### Exercise objective:
Review the listing and copy each line that holds the word "EMEKLİ".

### Figure contents as structured data:

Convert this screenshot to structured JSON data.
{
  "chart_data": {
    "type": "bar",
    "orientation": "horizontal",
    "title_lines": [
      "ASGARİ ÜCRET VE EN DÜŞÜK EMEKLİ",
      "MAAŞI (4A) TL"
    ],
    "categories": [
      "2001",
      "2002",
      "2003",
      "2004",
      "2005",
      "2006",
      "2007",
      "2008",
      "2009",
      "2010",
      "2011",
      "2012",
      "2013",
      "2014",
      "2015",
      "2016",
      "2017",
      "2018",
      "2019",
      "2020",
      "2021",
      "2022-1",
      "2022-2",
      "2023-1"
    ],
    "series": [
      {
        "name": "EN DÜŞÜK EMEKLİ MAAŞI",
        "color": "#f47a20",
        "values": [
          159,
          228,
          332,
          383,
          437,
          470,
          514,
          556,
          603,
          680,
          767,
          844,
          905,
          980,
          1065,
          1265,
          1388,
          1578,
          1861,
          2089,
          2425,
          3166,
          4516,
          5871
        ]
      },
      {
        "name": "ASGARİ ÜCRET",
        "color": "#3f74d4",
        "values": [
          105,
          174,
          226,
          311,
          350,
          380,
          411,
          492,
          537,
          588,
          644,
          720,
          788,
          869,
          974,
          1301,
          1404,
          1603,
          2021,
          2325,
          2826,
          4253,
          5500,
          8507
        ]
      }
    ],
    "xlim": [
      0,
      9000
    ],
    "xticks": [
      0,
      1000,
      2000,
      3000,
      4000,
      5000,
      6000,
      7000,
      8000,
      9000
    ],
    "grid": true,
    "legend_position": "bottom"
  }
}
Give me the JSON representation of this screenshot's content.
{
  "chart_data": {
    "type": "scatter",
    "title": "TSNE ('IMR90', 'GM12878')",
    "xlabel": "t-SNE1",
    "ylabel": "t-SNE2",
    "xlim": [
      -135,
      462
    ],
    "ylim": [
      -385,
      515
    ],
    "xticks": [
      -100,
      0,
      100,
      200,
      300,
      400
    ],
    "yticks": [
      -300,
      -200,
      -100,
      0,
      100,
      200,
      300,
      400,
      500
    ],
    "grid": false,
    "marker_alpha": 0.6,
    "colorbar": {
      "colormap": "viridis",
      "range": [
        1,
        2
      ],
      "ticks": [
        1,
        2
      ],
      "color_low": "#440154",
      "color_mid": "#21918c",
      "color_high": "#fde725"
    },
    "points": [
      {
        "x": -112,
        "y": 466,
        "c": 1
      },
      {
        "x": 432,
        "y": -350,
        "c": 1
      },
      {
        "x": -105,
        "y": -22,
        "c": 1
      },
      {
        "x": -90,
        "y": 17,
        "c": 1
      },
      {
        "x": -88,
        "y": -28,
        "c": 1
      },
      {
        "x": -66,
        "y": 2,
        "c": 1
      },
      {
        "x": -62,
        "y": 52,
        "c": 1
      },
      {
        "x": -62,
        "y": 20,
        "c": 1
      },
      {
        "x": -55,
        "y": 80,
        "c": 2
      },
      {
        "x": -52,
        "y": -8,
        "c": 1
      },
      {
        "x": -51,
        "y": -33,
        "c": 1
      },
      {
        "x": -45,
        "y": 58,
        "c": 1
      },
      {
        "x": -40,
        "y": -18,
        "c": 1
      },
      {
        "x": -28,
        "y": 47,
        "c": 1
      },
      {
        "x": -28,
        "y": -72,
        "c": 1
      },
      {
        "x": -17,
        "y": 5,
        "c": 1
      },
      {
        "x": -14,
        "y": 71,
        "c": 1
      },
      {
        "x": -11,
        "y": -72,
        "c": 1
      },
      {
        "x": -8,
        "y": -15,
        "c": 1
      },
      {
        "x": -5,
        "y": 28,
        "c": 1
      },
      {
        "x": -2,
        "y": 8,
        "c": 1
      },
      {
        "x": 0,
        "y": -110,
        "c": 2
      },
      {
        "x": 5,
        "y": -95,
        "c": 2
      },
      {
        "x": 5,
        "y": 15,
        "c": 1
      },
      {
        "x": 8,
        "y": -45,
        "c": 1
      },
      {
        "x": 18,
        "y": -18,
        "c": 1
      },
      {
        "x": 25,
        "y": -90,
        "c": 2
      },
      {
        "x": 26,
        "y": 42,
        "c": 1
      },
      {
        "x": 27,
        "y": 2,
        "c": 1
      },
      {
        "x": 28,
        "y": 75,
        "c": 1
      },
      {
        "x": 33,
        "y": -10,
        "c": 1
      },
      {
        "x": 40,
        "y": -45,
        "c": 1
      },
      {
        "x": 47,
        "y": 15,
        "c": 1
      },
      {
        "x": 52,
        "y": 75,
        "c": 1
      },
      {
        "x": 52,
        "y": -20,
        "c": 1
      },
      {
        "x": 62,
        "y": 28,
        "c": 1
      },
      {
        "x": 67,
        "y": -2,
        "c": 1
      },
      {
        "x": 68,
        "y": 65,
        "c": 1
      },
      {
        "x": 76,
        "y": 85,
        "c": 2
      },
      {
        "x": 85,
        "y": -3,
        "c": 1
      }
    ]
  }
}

### Response below:
      "ASGARİ ÜCRET VE EN DÜŞÜK EMEKLİ",
        "name": "EN DÜŞÜK EMEKLİ MAAŞI",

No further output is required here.